Like United Methodists, Episcopalians have discussed human sexuality since at least the 1970s. In 1976, the denomination’s General Convention — the equivalent of General Conference — called for intentional study of sexuality.
That same year, The Episcopal Church also declared, “homosexual persons are children of God who have a full and equal claim with all other persons upon the love, acceptance and pastoral concern and care of the church.”
The Episcopal Church, like other mainline Protestant denominations, has seen its U.S. membership shrink since the late 1960s. Still, losses did accelerate for a time after Robinson’s rise to bishop. Between 2003 and 2013, the denomination saw its total baptized membership drop by 17.4 percent.
Since then, The Episcopal Church has opened the marriage rite to same-sex couples as well as opposite-sex couples. Last year, its General Convention voted to leave the question of same-sex marriage up to individual clergy instead of their bishop.
The rate of decline also has slowed. Between 2016 and 2017, The Episcopal Church saw its membership decrease by 1.9 percent to about 1.7 million. In 2017, more than 1,400 of the denomination’s 6,447 congregations reported growth of at least 10 percent in the past five years.
“Although there were people within and outside The Episcopal Church who predicted a large schism after 2003, the actual number of members who left their congregations or dioceses was quite small,” said the Rev. Canon C. K. Robertson, who works with the presiding bishop on ministry beyond The Episcopal Church. Robertson has been working with United Methodists as the two denominations move toward full communion.
“In those five dioceses where the bishop and others did leave, there were others who stayed and continued to move forward,” he added.
The Anglican Church in North America officially separated from The Episcopal Church in 2009. Today, the denomination counts as members 132,000 Anglicans in 1,004 congregations across the United States, Canada and Mexico. Some of the leaders who established the new denomination not only differed with The Episcopal Church on homosexuality but also its ordination of women.
In recent years, both denominations have engaged in lawsuits over church property. The Episcopal Church, like The United Methodist Church, has a trust clause — meaning church property is held in trust for the larger religious body. Last year, the U.S. Supreme Court declined to review a trust clause case from South Carolina, leaving the property in Episcopal hands.

**Given task**.
Echo the part of the Episcopal Church text that opens with the words containing "The rate of" and closes with "toward full communion.".

**Source material**.
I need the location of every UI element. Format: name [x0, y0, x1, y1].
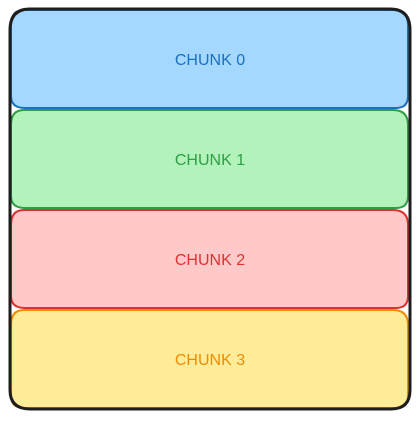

**Result for this task**.
The rate of decline also has slowed. Between 2016 and 2017, The Episcopal Church saw its membership decrease by 1.9 percent to about 1.7 million. In 2017, more than 1,400 of the denomination’s 6,447 congregations reported growth of at least 10 percent in the past five years.
“Although there were people within and outside The Episcopal Church who predicted a large schism after 2003, the actual number of members who left their congregations or dioceses was quite small,” said the Rev. Canon C. K. Robertson, who works with the presiding bishop on ministry beyond The Episcopal Church. Robertson has been working with United Methodists as the two denominations move toward full communion.